* Direction:
Quote, without change, all of the lines that follow.

* Input records:
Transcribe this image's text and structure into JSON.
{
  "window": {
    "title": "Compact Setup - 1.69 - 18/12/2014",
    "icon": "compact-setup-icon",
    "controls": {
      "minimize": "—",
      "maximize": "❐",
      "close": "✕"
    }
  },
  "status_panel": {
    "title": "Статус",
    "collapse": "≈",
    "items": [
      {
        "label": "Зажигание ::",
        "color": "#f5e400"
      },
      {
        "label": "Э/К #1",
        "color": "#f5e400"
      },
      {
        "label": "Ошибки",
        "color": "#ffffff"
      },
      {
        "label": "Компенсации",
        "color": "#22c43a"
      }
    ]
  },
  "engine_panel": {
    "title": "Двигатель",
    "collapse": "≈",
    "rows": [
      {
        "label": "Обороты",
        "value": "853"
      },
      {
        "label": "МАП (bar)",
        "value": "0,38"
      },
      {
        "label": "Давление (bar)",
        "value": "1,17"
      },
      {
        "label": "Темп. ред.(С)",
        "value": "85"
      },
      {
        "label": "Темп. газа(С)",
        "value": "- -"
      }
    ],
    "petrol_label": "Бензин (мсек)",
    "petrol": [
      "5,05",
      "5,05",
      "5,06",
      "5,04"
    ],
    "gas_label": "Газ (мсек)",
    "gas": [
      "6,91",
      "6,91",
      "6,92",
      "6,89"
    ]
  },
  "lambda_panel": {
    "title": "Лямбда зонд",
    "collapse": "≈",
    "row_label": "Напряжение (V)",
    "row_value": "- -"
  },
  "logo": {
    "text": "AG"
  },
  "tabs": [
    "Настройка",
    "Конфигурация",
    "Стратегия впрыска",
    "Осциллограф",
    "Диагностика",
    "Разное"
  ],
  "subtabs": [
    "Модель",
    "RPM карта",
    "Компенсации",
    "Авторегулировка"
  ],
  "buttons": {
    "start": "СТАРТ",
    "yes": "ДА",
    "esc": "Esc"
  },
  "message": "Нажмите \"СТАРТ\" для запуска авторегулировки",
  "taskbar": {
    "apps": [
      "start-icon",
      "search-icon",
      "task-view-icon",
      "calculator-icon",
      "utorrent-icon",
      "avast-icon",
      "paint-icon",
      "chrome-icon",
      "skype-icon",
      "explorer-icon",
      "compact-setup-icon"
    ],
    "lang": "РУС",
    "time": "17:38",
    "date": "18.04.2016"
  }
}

* Full answer:
Transcribe this image's text and structure into JSON.
{
  "window": {
    "title": "Compact Setup - 1.69 - 18/12/2014",
    "icon": "compact-setup-icon",
    "controls": {
      "minimize": "—",
      "maximize": "❐",
      "close": "✕"
    }
  },
  "status_panel": {
    "title": "Статус",
    "collapse": "≈",
    "items": [
      {
        "label": "Зажигание ::",
        "color": "#f5e400"
      },
      {
        "label": "Э/К #1",
        "color": "#f5e400"
      },
      {
        "label": "Ошибки",
        "color": "#ffffff"
      },
      {
        "label": "Компенсации",
        "color": "#22c43a"
      }
    ]
  },
  "engine_panel": {
    "title": "Двигатель",
    "collapse": "≈",
    "rows": [
      {
        "label": "Обороты",
        "value": "853"
      },
      {
        "label": "МАП (bar)",
        "value": "0,38"
      },
      {
        "label": "Давление (bar)",
        "value": "1,17"
      },
      {
        "label": "Темп. ред.(С)",
        "value": "85"
      },
      {
        "label": "Темп. газа(С)",
        "value": "- -"
      }
    ],
    "petrol_label": "Бензин (мсек)",
    "petrol": [
      "5,05",
      "5,05",
      "5,06",
      "5,04"
    ],
    "gas_label": "Газ (мсек)",
    "gas": [
      "6,91",
      "6,91",
      "6,92",
      "6,89"
    ]
  },
  "lambda_panel": {
    "title": "Лямбда зонд",
    "collapse": "≈",
    "row_label": "Напряжение (V)",
    "row_value": "- -"
  },
  "logo": {
    "text": "AG"
  },
  "tabs": [
    "Настройка",
    "Конфигурация",
    "Стратегия впрыска",
    "Осциллограф",
    "Диагностика",
    "Разное"
  ],
  "subtabs": [
    "Модель",
    "RPM карта",
    "Компенсации",
    "Авторегулировка"
  ],
  "buttons": {
    "start": "СТАРТ",
    "yes": "ДА",
    "esc": "Esc"
  },
  "message": "Нажмите \"СТАРТ\" для запуска авторегулировки",
  "taskbar": {
    "apps": [
      "start-icon",
      "search-icon",
      "task-view-icon",
      "calculator-icon",
      "utorrent-icon",
      "avast-icon",
      "paint-icon",
      "chrome-icon",
      "skype-icon",
      "explorer-icon",
      "compact-setup-icon"
    ],
    "lang": "РУС",
    "time": "17:38",
    "date": "18.04.2016"
  }
}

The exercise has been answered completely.